Written problem
Lift every line from the entries that includes the word "best".

[start Provided records]

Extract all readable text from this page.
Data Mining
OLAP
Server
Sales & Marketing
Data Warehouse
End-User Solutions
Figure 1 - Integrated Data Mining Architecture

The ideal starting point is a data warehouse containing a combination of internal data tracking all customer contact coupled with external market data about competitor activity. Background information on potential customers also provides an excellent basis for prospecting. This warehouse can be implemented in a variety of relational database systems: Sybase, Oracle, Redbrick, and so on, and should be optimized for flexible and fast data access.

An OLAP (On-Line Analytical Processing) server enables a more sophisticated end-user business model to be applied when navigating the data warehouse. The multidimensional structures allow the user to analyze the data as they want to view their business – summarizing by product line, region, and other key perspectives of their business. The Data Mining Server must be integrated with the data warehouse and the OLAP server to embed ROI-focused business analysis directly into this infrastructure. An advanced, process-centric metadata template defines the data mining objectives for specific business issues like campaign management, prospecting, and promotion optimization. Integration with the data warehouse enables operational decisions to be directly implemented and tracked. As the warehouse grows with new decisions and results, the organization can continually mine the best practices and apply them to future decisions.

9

[end Provided records]
[start Provided records]

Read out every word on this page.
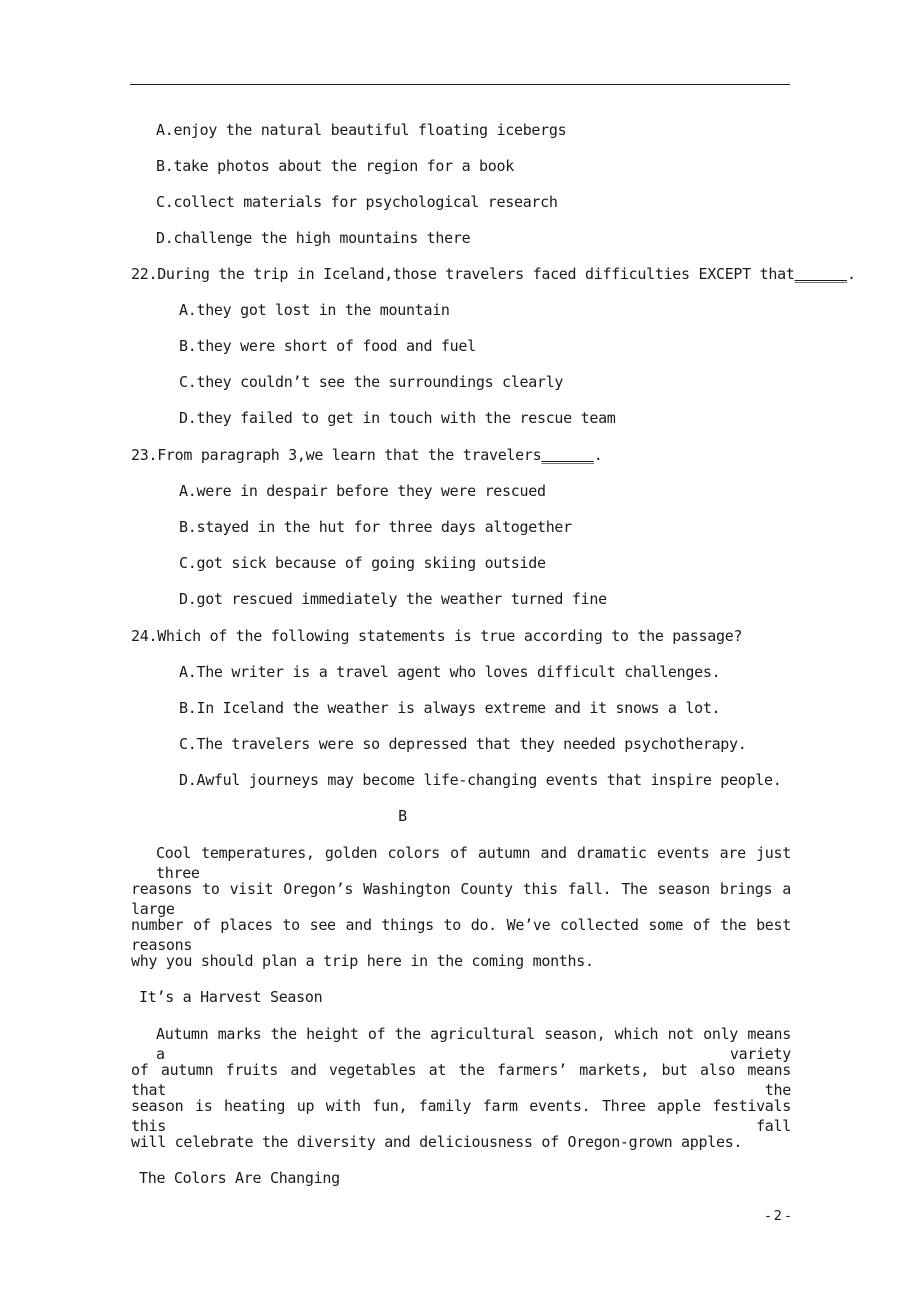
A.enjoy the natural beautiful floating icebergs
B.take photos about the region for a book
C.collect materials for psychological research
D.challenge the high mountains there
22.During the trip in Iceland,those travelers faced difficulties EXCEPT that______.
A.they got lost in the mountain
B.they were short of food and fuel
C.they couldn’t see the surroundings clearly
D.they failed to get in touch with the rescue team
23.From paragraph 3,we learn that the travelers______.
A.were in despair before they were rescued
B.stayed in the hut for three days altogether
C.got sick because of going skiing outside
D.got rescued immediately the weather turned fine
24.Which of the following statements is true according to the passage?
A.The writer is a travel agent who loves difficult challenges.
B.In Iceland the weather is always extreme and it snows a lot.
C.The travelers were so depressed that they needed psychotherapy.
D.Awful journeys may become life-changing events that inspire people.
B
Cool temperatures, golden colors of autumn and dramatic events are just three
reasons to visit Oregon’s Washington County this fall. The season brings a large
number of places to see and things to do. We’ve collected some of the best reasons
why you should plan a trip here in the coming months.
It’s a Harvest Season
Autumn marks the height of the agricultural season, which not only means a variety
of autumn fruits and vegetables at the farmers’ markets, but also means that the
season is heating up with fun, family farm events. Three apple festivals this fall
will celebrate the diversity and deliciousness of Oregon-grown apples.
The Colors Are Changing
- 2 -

[end Provided records]

Answer to the problem
An OLAP (On-Line Analytical Processing) server enables a more sophisticated end-user business model to be applied when navigating the data warehouse. The multidimensional structures allow the user to analyze the data as they want to view their business – summarizing by product line, region, and other key perspectives of their business. The Data Mining Server must be integrated with the data warehouse and the OLAP server to embed ROI-focused business analysis directly into this infrastructure. An advanced, process-centric metadata template defines the data mining objectives for specific business issues like campaign management, prospecting, and promotion optimization. Integration with the data warehouse enables operational decisions to be directly implemented and tracked. As the warehouse grows with new decisions and results, the organization can continually mine the best practices and apply them to future decisions.
number of places to see and things to do. We’ve collected some of the best reasons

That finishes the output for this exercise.